## Given request
Swap each occurrence of "Circle shape" in the lines below for "Ellipse shape" and reproduce the lines with nothing else altered.

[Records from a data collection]

** Begin **

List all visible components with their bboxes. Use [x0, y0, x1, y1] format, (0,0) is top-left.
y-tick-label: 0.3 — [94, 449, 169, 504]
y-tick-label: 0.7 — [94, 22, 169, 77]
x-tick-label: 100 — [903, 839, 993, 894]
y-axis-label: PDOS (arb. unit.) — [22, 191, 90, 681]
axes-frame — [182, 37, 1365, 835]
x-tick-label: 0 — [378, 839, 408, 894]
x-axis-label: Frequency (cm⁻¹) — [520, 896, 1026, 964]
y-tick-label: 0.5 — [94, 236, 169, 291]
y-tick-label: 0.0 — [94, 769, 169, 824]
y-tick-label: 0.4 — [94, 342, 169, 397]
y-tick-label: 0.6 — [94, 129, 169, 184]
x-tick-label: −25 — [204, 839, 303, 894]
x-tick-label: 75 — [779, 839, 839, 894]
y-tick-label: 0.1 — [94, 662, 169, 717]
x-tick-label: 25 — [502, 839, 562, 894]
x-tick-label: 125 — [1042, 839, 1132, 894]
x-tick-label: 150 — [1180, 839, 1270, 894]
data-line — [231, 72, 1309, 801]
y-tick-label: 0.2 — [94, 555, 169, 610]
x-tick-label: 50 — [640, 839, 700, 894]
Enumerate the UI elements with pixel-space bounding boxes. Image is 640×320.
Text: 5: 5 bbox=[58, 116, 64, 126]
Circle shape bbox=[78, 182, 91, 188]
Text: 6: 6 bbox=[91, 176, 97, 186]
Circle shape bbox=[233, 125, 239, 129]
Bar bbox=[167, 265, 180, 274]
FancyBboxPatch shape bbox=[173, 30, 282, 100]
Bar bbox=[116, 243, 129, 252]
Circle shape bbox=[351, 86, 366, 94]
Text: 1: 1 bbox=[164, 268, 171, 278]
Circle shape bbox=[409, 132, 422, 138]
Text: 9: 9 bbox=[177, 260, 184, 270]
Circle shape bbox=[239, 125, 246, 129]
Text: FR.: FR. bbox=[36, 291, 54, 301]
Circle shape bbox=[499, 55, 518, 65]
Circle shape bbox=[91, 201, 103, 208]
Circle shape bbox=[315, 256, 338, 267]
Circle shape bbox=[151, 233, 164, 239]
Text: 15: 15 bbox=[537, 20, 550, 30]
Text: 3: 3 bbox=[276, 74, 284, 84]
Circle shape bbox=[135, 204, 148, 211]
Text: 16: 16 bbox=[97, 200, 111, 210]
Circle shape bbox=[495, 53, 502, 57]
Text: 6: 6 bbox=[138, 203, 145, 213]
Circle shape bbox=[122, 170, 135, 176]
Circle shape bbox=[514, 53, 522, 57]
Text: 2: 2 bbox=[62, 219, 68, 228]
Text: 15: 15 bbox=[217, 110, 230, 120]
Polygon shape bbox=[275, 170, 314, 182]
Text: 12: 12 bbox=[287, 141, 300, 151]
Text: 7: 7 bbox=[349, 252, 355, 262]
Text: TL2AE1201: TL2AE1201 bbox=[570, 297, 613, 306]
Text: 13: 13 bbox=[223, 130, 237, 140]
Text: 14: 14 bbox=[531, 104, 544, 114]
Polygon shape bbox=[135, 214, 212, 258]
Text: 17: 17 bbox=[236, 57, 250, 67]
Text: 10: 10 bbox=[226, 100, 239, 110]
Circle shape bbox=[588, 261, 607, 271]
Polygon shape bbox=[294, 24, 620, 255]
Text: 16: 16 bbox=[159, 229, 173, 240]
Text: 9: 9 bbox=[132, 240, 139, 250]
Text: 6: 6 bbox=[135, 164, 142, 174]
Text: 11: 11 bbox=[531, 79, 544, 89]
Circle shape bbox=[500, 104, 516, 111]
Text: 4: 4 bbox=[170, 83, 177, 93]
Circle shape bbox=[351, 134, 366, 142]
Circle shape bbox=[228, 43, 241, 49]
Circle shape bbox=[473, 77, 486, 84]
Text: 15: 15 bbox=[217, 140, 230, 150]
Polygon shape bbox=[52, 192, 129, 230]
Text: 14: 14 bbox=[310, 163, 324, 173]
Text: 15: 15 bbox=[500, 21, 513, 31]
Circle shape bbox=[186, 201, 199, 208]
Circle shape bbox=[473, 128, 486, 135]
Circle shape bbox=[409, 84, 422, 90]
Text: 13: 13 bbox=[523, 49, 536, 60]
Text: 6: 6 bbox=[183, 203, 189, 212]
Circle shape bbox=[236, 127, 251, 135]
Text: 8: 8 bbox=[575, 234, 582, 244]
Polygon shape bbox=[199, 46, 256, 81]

** End **

## Answer to the task
List all visible components with their bboxes. Use [x0, y0, x1, y1] format, (0,0) is top-left.
y-tick-label: 0.3 — [94, 449, 169, 504]
y-tick-label: 0.7 — [94, 22, 169, 77]
x-tick-label: 100 — [903, 839, 993, 894]
y-axis-label: PDOS (arb. unit.) — [22, 191, 90, 681]
axes-frame — [182, 37, 1365, 835]
x-tick-label: 0 — [378, 839, 408, 894]
x-axis-label: Frequency (cm⁻¹) — [520, 896, 1026, 964]
y-tick-label: 0.5 — [94, 236, 169, 291]
y-tick-label: 0.0 — [94, 769, 169, 824]
y-tick-label: 0.4 — [94, 342, 169, 397]
y-tick-label: 0.6 — [94, 129, 169, 184]
x-tick-label: −25 — [204, 839, 303, 894]
x-tick-label: 75 — [779, 839, 839, 894]
y-tick-label: 0.1 — [94, 662, 169, 717]
x-tick-label: 25 — [502, 839, 562, 894]
x-tick-label: 125 — [1042, 839, 1132, 894]
x-tick-label: 150 — [1180, 839, 1270, 894]
data-line — [231, 72, 1309, 801]
y-tick-label: 0.2 — [94, 555, 169, 610]
x-tick-label: 50 — [640, 839, 700, 894]
Enumerate the UI elements with pixel-space bounding boxes. Image is 640×320.
Text: 5: 5 bbox=[58, 116, 64, 126]
Ellipse shape bbox=[78, 182, 91, 188]
Text: 6: 6 bbox=[91, 176, 97, 186]
Ellipse shape bbox=[233, 125, 239, 129]
Bar bbox=[167, 265, 180, 274]
FancyBboxPatch shape bbox=[173, 30, 282, 100]
Bar bbox=[116, 243, 129, 252]
Ellipse shape bbox=[351, 86, 366, 94]
Text: 1: 1 bbox=[164, 268, 171, 278]
Ellipse shape bbox=[409, 132, 422, 138]
Text: 9: 9 bbox=[177, 260, 184, 270]
Ellipse shape bbox=[239, 125, 246, 129]
Text: FR.: FR. bbox=[36, 291, 54, 301]
Ellipse shape bbox=[499, 55, 518, 65]
Ellipse shape bbox=[91, 201, 103, 208]
Ellipse shape bbox=[315, 256, 338, 267]
Ellipse shape bbox=[151, 233, 164, 239]
Text: 15: 15 bbox=[537, 20, 550, 30]
Text: 3: 3 bbox=[276, 74, 284, 84]
Ellipse shape bbox=[135, 204, 148, 211]
Text: 16: 16 bbox=[97, 200, 111, 210]
Ellipse shape bbox=[495, 53, 502, 57]
Text: 6: 6 bbox=[138, 203, 145, 213]
Ellipse shape bbox=[122, 170, 135, 176]
Ellipse shape bbox=[514, 53, 522, 57]
Text: 2: 2 bbox=[62, 219, 68, 228]
Text: 15: 15 bbox=[217, 110, 230, 120]
Polygon shape bbox=[275, 170, 314, 182]
Text: 12: 12 bbox=[287, 141, 300, 151]
Text: 7: 7 bbox=[349, 252, 355, 262]
Text: TL2AE1201: TL2AE1201 bbox=[570, 297, 613, 306]
Text: 13: 13 bbox=[223, 130, 237, 140]
Text: 14: 14 bbox=[531, 104, 544, 114]
Polygon shape bbox=[135, 214, 212, 258]
Text: 17: 17 bbox=[236, 57, 250, 67]
Text: 10: 10 bbox=[226, 100, 239, 110]
Ellipse shape bbox=[588, 261, 607, 271]
Polygon shape bbox=[294, 24, 620, 255]
Text: 16: 16 bbox=[159, 229, 173, 240]
Text: 9: 9 bbox=[132, 240, 139, 250]
Text: 6: 6 bbox=[135, 164, 142, 174]
Text: 11: 11 bbox=[531, 79, 544, 89]
Ellipse shape bbox=[500, 104, 516, 111]
Text: 4: 4 bbox=[170, 83, 177, 93]
Ellipse shape bbox=[351, 134, 366, 142]
Ellipse shape bbox=[228, 43, 241, 49]
Ellipse shape bbox=[473, 77, 486, 84]
Text: 15: 15 bbox=[217, 140, 230, 150]
Polygon shape bbox=[52, 192, 129, 230]
Text: 14: 14 bbox=[310, 163, 324, 173]
Text: 15: 15 bbox=[500, 21, 513, 31]
Ellipse shape bbox=[186, 201, 199, 208]
Ellipse shape bbox=[473, 128, 486, 135]
Ellipse shape bbox=[409, 84, 422, 90]
Text: 13: 13 bbox=[523, 49, 536, 60]
Text: 6: 6 bbox=[183, 203, 189, 212]
Ellipse shape bbox=[236, 127, 251, 135]
Text: 8: 8 bbox=[575, 234, 582, 244]
Polygon shape bbox=[199, 46, 256, 81]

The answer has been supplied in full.